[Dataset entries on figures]
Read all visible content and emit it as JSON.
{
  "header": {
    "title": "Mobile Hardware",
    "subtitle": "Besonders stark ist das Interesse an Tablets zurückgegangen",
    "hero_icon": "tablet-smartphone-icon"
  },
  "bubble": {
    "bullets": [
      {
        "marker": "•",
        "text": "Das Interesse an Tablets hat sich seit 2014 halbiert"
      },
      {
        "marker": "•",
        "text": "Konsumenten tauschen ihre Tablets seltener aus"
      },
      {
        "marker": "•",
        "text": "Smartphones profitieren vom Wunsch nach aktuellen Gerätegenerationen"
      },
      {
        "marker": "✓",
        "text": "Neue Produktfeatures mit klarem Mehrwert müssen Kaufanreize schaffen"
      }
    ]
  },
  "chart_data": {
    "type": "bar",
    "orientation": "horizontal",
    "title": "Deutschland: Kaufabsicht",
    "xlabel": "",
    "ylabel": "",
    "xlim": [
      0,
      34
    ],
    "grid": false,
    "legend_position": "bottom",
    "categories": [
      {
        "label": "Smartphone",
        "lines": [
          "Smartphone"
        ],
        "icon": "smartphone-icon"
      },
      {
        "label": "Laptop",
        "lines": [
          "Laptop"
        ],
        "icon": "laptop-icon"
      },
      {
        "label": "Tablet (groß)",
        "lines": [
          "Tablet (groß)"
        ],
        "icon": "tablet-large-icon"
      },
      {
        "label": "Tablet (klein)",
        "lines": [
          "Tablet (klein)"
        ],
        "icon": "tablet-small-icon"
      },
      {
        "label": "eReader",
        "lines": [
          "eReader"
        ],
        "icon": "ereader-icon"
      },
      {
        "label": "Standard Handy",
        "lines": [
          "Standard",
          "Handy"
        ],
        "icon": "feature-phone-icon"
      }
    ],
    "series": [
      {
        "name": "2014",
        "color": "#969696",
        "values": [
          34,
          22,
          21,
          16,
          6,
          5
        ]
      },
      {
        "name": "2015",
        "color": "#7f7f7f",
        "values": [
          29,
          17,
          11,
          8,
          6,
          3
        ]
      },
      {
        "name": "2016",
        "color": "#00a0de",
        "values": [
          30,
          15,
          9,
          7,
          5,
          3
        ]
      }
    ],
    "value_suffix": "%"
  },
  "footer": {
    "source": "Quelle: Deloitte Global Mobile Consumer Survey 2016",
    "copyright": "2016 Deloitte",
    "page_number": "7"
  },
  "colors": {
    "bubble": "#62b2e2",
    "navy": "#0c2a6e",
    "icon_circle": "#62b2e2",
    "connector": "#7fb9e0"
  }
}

> What is required
Pick out the lines that include the word "Deloitte" and write them out.

> Result
    "source": "Quelle: Deloitte Global Mobile Consumer Survey 2016",
    "copyright": "2016 Deloitte",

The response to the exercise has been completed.